Objective:
Set out each line from the following listing that includes the word "Classification".

Extracted records
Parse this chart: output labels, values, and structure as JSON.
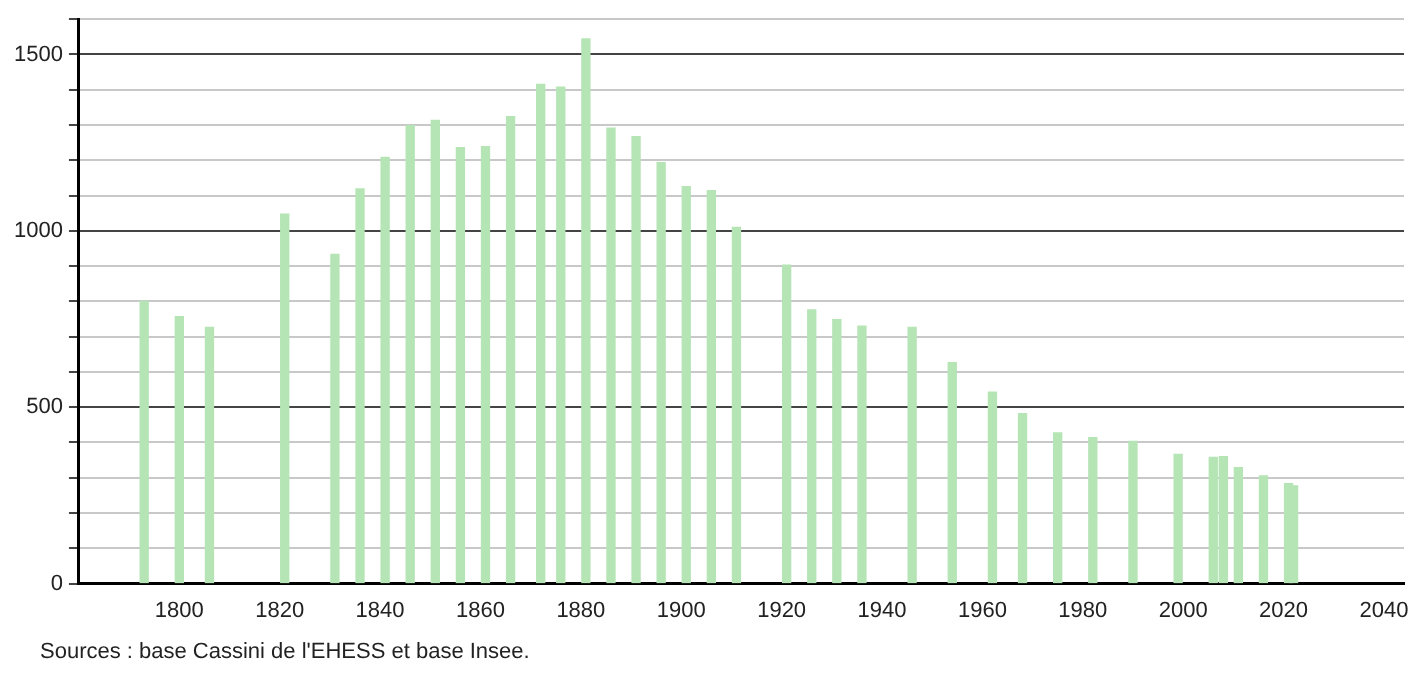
{
  "chart_data": {
    "type": "bar",
    "x": [
      1793,
      1800,
      1806,
      1821,
      1831,
      1836,
      1841,
      1846,
      1851,
      1856,
      1861,
      1866,
      1872,
      1876,
      1881,
      1886,
      1891,
      1896,
      1901,
      1906,
      1911,
      1921,
      1926,
      1931,
      1936,
      1946,
      1954,
      1962,
      1968,
      1975,
      1982,
      1990,
      1999,
      2006,
      2008,
      2011,
      2016,
      2021,
      2022
    ],
    "values": [
      800,
      757,
      726,
      1047,
      933,
      1119,
      1208,
      1298,
      1313,
      1236,
      1239,
      1324,
      1415,
      1407,
      1544,
      1291,
      1267,
      1193,
      1125,
      1114,
      1010,
      903,
      776,
      748,
      730,
      726,
      626,
      543,
      482,
      427,
      414,
      403,
      366,
      358,
      360,
      329,
      305,
      283,
      277
    ],
    "color": "#b5e4b5",
    "xlim": [
      1780,
      2044
    ],
    "xticks": [
      1800,
      1820,
      1840,
      1860,
      1880,
      1900,
      1920,
      1940,
      1960,
      1980,
      2000,
      2020,
      2040
    ],
    "ylim": [
      0,
      1600
    ],
    "yticks": [
      0,
      {
        "value": 100,
        "label": null
      },
      {
        "value": 200,
        "label": null
      },
      {
        "value": 300,
        "label": null
      },
      {
        "value": 400,
        "label": null
      },
      500,
      {
        "value": 600,
        "label": null
      },
      {
        "value": 700,
        "label": null
      },
      {
        "value": 800,
        "label": null
      },
      {
        "value": 900,
        "label": null
      },
      1000,
      {
        "value": 1100,
        "label": null
      },
      {
        "value": 1200,
        "label": null
      },
      {
        "value": 1300,
        "label": null
      },
      {
        "value": 1400,
        "label": null
      },
      1500,
      {
        "value": 1600,
        "label": null
      }
    ],
    "grid": "y",
    "legend": false,
    "annotations": [
      "Sources : base Cassini de l'EHESS et base Insee."
    ]
  }
}
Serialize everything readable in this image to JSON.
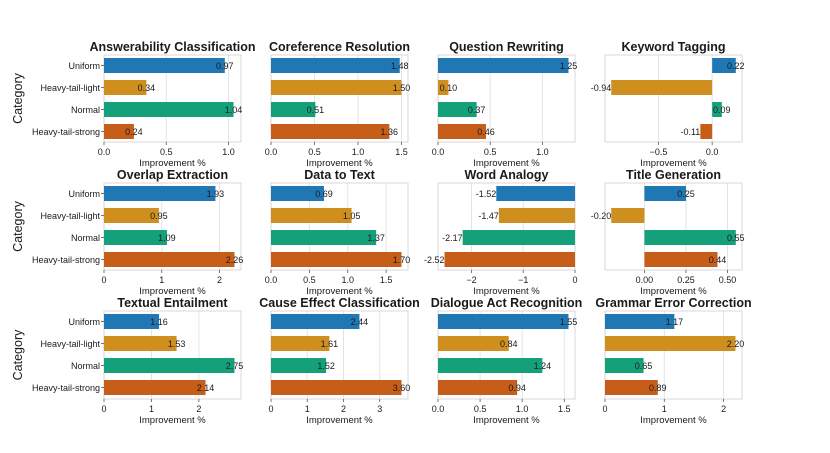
{
  "chart_data": {
    "type": "bar",
    "orientation": "horizontal",
    "categories": [
      "Uniform",
      "Heavy-tail-light",
      "Normal",
      "Heavy-tail-strong"
    ],
    "colors": [
      "#1f77b4",
      "#cf8f1e",
      "#15a07c",
      "#c65d18"
    ],
    "row_axis_label": "Category",
    "xlabel": "Improvement %",
    "panels": [
      {
        "title": "Answerability Classification",
        "values": [
          0.97,
          0.34,
          1.04,
          0.24
        ],
        "labels": [
          "0.97",
          "0.34",
          "1.04",
          "0.24"
        ],
        "xlim": [
          0,
          1.1
        ],
        "ticks": [
          0,
          0.5,
          1
        ],
        "tick_labels": [
          "0.0",
          "0.5",
          "1.0"
        ]
      },
      {
        "title": "Coreference Resolution",
        "values": [
          1.48,
          1.5,
          0.51,
          1.36
        ],
        "labels": [
          "1.48",
          "1.50",
          "0.51",
          "1.36"
        ],
        "xlim": [
          0,
          1.575
        ],
        "ticks": [
          0,
          0.5,
          1,
          1.5
        ],
        "tick_labels": [
          "0.0",
          "0.5",
          "1.0",
          "1.5"
        ]
      },
      {
        "title": "Question Rewriting",
        "values": [
          1.25,
          0.1,
          0.37,
          0.46
        ],
        "labels": [
          "1.25",
          "0.10",
          "0.37",
          "0.46"
        ],
        "xlim": [
          0,
          1.3125
        ],
        "ticks": [
          0,
          0.5,
          1
        ],
        "tick_labels": [
          "0.0",
          "0.5",
          "1.0"
        ]
      },
      {
        "title": "Keyword Tagging",
        "values": [
          0.22,
          -0.94,
          0.09,
          -0.11
        ],
        "labels": [
          "0.22",
          "-0.94",
          "0.09",
          "-0.11"
        ],
        "xlim": [
          -0.998,
          0.278
        ],
        "ticks": [
          -0.5,
          0
        ],
        "tick_labels": [
          "−0.5",
          "0.0"
        ]
      },
      {
        "title": "Overlap Extraction",
        "values": [
          1.93,
          0.95,
          1.09,
          2.26
        ],
        "labels": [
          "1.93",
          "0.95",
          "1.09",
          "2.26"
        ],
        "xlim": [
          0,
          2.373
        ],
        "ticks": [
          0,
          1,
          2
        ],
        "tick_labels": [
          "0",
          "1",
          "2"
        ]
      },
      {
        "title": "Data to Text",
        "values": [
          0.69,
          1.05,
          1.37,
          1.7
        ],
        "labels": [
          "0.69",
          "1.05",
          "1.37",
          "1.70"
        ],
        "xlim": [
          0,
          1.785
        ],
        "ticks": [
          0,
          0.5,
          1,
          1.5
        ],
        "tick_labels": [
          "0.0",
          "0.5",
          "1.0",
          "1.5"
        ]
      },
      {
        "title": "Word Analogy",
        "values": [
          -1.52,
          -1.47,
          -2.17,
          -2.52
        ],
        "labels": [
          "-1.52",
          "-1.47",
          "-2.17",
          "-2.52"
        ],
        "xlim": [
          -2.646,
          0
        ],
        "ticks": [
          -2,
          -1,
          0
        ],
        "tick_labels": [
          "−2",
          "−1",
          "0"
        ]
      },
      {
        "title": "Title Generation",
        "values": [
          0.25,
          -0.2,
          0.55,
          0.44
        ],
        "labels": [
          "0.25",
          "-0.20",
          "0.55",
          "0.44"
        ],
        "xlim": [
          -0.2375,
          0.5875
        ],
        "ticks": [
          0,
          0.25,
          0.5
        ],
        "tick_labels": [
          "0.00",
          "0.25",
          "0.50"
        ]
      },
      {
        "title": "Textual Entailment",
        "values": [
          1.16,
          1.53,
          2.75,
          2.14
        ],
        "labels": [
          "1.16",
          "1.53",
          "2.75",
          "2.14"
        ],
        "xlim": [
          0,
          2.8875
        ],
        "ticks": [
          0,
          1,
          2
        ],
        "tick_labels": [
          "0",
          "1",
          "2"
        ]
      },
      {
        "title": "Cause Effect Classification",
        "values": [
          2.44,
          1.61,
          1.52,
          3.6
        ],
        "labels": [
          "2.44",
          "1.61",
          "1.52",
          "3.60"
        ],
        "xlim": [
          0,
          3.78
        ],
        "ticks": [
          0,
          1,
          2,
          3
        ],
        "tick_labels": [
          "0",
          "1",
          "2",
          "3"
        ]
      },
      {
        "title": "Dialogue Act Recognition",
        "values": [
          1.55,
          0.84,
          1.24,
          0.94
        ],
        "labels": [
          "1.55",
          "0.84",
          "1.24",
          "0.94"
        ],
        "xlim": [
          0,
          1.6275
        ],
        "ticks": [
          0,
          0.5,
          1,
          1.5
        ],
        "tick_labels": [
          "0.0",
          "0.5",
          "1.0",
          "1.5"
        ]
      },
      {
        "title": "Grammar Error Correction",
        "values": [
          1.17,
          2.2,
          0.65,
          0.89
        ],
        "labels": [
          "1.17",
          "2.20",
          "0.65",
          "0.89"
        ],
        "xlim": [
          0,
          2.31
        ],
        "ticks": [
          0,
          1,
          2
        ],
        "tick_labels": [
          "0",
          "1",
          "2"
        ]
      }
    ]
  }
}
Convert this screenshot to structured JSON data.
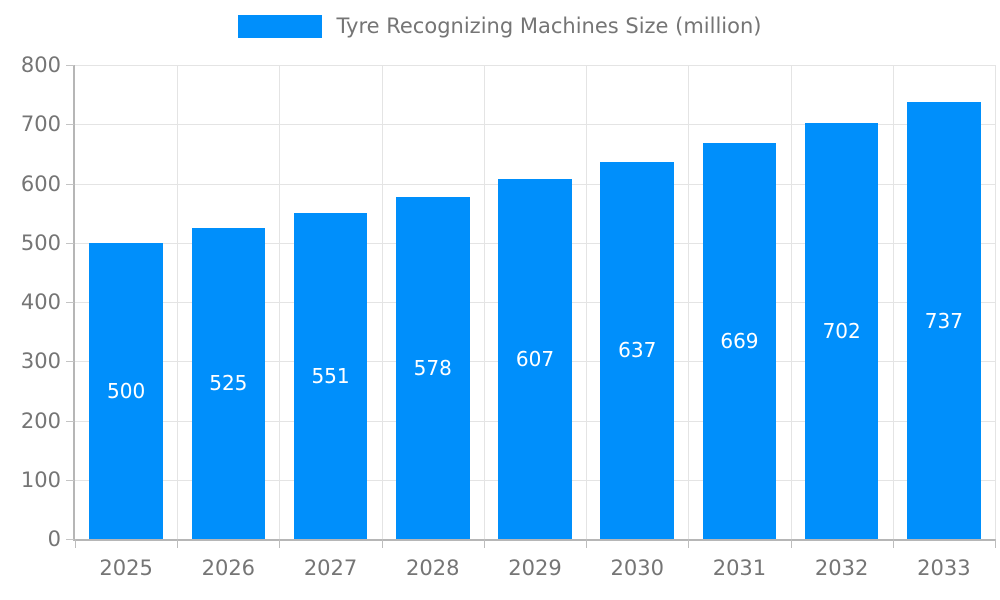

Reply:
        "title": "Answerability Classification",
        "title": "Cause Effect Classification",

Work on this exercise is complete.